### Task
Every record below should be written out exactly; pictures stay out.

### Extracted records
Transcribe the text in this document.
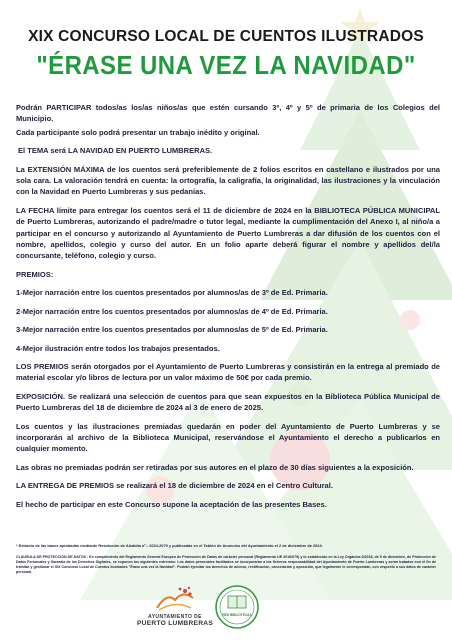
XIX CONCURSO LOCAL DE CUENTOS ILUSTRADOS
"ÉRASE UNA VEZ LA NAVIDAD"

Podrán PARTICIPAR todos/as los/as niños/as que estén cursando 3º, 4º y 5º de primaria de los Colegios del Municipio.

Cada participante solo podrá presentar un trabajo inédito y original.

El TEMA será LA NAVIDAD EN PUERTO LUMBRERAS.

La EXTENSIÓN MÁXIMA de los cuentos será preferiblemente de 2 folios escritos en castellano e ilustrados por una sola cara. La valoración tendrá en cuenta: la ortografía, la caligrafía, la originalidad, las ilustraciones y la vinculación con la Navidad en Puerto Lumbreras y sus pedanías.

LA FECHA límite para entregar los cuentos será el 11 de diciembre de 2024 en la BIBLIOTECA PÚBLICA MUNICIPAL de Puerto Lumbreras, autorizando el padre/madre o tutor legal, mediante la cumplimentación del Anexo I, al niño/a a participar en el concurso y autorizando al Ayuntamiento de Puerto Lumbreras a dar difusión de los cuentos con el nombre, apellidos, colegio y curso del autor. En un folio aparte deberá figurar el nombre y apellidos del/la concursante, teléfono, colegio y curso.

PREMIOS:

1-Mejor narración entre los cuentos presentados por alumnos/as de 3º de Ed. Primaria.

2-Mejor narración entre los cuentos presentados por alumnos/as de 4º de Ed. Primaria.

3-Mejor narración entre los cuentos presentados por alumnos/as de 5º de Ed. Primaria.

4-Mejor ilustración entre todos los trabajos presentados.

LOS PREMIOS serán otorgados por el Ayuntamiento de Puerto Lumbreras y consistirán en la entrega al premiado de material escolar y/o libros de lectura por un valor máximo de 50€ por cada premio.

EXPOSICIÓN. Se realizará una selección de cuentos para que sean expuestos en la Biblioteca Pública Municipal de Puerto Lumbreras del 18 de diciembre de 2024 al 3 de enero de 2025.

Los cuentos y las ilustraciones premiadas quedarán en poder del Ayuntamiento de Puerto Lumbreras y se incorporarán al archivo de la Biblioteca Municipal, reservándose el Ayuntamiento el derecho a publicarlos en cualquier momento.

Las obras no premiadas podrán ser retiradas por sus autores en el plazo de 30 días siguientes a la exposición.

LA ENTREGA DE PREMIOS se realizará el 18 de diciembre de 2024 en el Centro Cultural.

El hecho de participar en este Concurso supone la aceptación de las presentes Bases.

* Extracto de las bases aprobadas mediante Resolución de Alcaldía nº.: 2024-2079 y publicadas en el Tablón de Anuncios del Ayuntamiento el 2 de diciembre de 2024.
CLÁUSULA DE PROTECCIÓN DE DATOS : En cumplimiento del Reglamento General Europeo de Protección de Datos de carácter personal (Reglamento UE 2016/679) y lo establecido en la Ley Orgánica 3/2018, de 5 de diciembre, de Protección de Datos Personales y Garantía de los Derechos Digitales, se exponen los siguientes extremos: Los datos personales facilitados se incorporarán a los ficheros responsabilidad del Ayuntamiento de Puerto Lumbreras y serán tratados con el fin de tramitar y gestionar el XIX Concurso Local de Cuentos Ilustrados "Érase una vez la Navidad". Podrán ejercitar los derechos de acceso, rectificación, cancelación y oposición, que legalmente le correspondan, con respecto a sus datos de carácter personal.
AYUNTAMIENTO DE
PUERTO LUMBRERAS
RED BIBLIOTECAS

### Worked solution
Transcribe the text in this document.
XIX CONCURSO LOCAL DE CUENTOS ILUSTRADOS
"ÉRASE UNA VEZ LA NAVIDAD"

Podrán PARTICIPAR todos/as los/as niños/as que estén cursando 3º, 4º y 5º de primaria de los Colegios del Municipio.

Cada participante solo podrá presentar un trabajo inédito y original.

El TEMA será LA NAVIDAD EN PUERTO LUMBRERAS.

La EXTENSIÓN MÁXIMA de los cuentos será preferiblemente de 2 folios escritos en castellano e ilustrados por una sola cara. La valoración tendrá en cuenta: la ortografía, la caligrafía, la originalidad, las ilustraciones y la vinculación con la Navidad en Puerto Lumbreras y sus pedanías.

LA FECHA límite para entregar los cuentos será el 11 de diciembre de 2024 en la BIBLIOTECA PÚBLICA MUNICIPAL de Puerto Lumbreras, autorizando el padre/madre o tutor legal, mediante la cumplimentación del Anexo I, al niño/a a participar en el concurso y autorizando al Ayuntamiento de Puerto Lumbreras a dar difusión de los cuentos con el nombre, apellidos, colegio y curso del autor. En un folio aparte deberá figurar el nombre y apellidos del/la concursante, teléfono, colegio y curso.

PREMIOS:

1-Mejor narración entre los cuentos presentados por alumnos/as de 3º de Ed. Primaria.

2-Mejor narración entre los cuentos presentados por alumnos/as de 4º de Ed. Primaria.

3-Mejor narración entre los cuentos presentados por alumnos/as de 5º de Ed. Primaria.

4-Mejor ilustración entre todos los trabajos presentados.

LOS PREMIOS serán otorgados por el Ayuntamiento de Puerto Lumbreras y consistirán en la entrega al premiado de material escolar y/o libros de lectura por un valor máximo de 50€ por cada premio.

EXPOSICIÓN. Se realizará una selección de cuentos para que sean expuestos en la Biblioteca Pública Municipal de Puerto Lumbreras del 18 de diciembre de 2024 al 3 de enero de 2025.

Los cuentos y las ilustraciones premiadas quedarán en poder del Ayuntamiento de Puerto Lumbreras y se incorporarán al archivo de la Biblioteca Municipal, reservándose el Ayuntamiento el derecho a publicarlos en cualquier momento.

Las obras no premiadas podrán ser retiradas por sus autores en el plazo de 30 días siguientes a la exposición.

LA ENTREGA DE PREMIOS se realizará el 18 de diciembre de 2024 en el Centro Cultural.

El hecho de participar en este Concurso supone la aceptación de las presentes Bases.

* Extracto de las bases aprobadas mediante Resolución de Alcaldía nº.: 2024-2079 y publicadas en el Tablón de Anuncios del Ayuntamiento el 2 de diciembre de 2024.
CLÁUSULA DE PROTECCIÓN DE DATOS : En cumplimiento del Reglamento General Europeo de Protección de Datos de carácter personal (Reglamento UE 2016/679) y lo establecido en la Ley Orgánica 3/2018, de 5 de diciembre, de Protección de Datos Personales y Garantía de los Derechos Digitales, se exponen los siguientes extremos: Los datos personales facilitados se incorporarán a los ficheros responsabilidad del Ayuntamiento de Puerto Lumbreras y serán tratados con el fin de tramitar y gestionar el XIX Concurso Local de Cuentos Ilustrados "Érase una vez la Navidad". Podrán ejercitar los derechos de acceso, rectificación, cancelación y oposición, que legalmente le correspondan, con respecto a sus datos de carácter personal.
AYUNTAMIENTO DE
PUERTO LUMBRERAS
RED BIBLIOTECAS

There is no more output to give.